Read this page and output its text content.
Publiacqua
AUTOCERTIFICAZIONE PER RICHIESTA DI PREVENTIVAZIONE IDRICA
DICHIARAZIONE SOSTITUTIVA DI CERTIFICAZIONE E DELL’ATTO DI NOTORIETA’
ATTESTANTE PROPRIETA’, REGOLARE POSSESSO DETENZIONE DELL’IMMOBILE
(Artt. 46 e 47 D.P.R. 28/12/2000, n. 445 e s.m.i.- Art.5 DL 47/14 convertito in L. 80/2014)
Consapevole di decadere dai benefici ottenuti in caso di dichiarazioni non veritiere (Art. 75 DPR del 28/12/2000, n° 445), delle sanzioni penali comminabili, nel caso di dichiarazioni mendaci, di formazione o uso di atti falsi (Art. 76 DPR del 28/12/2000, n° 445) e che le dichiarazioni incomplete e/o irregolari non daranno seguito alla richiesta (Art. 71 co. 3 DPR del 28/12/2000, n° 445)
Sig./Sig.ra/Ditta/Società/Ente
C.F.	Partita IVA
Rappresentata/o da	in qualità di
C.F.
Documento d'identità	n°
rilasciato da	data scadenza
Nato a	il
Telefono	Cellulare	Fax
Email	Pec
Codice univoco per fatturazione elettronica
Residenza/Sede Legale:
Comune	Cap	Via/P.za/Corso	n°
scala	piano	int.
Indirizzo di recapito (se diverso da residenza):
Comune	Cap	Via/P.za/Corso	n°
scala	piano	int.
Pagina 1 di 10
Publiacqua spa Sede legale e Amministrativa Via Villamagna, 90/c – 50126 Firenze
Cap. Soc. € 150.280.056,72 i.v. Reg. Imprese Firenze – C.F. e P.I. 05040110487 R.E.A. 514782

REQUEST:
Go through the listing and copy all of it exactly.

EXERCISE ANSWER:
Read this page and output its text content.
Publiacqua
AUTOCERTIFICAZIONE PER RICHIESTA DI PREVENTIVAZIONE IDRICA
DICHIARAZIONE SOSTITUTIVA DI CERTIFICAZIONE E DELL’ATTO DI NOTORIETA’
ATTESTANTE PROPRIETA’, REGOLARE POSSESSO DETENZIONE DELL’IMMOBILE
(Artt. 46 e 47 D.P.R. 28/12/2000, n. 445 e s.m.i.- Art.5 DL 47/14 convertito in L. 80/2014)
Consapevole di decadere dai benefici ottenuti in caso di dichiarazioni non veritiere (Art. 75 DPR del 28/12/2000, n° 445), delle sanzioni penali comminabili, nel caso di dichiarazioni mendaci, di formazione o uso di atti falsi (Art. 76 DPR del 28/12/2000, n° 445) e che le dichiarazioni incomplete e/o irregolari non daranno seguito alla richiesta (Art. 71 co. 3 DPR del 28/12/2000, n° 445)
Sig./Sig.ra/Ditta/Società/Ente
C.F.	Partita IVA
Rappresentata/o da	in qualità di
C.F.
Documento d'identità	n°
rilasciato da	data scadenza
Nato a	il
Telefono	Cellulare	Fax
Email	Pec
Codice univoco per fatturazione elettronica
Residenza/Sede Legale:
Comune	Cap	Via/P.za/Corso	n°
scala	piano	int.
Indirizzo di recapito (se diverso da residenza):
Comune	Cap	Via/P.za/Corso	n°
scala	piano	int.
Pagina 1 di 10
Publiacqua spa Sede legale e Amministrativa Via Villamagna, 90/c – 50126 Firenze
Cap. Soc. € 150.280.056,72 i.v. Reg. Imprese Firenze – C.F. e P.I. 05040110487 R.E.A. 514782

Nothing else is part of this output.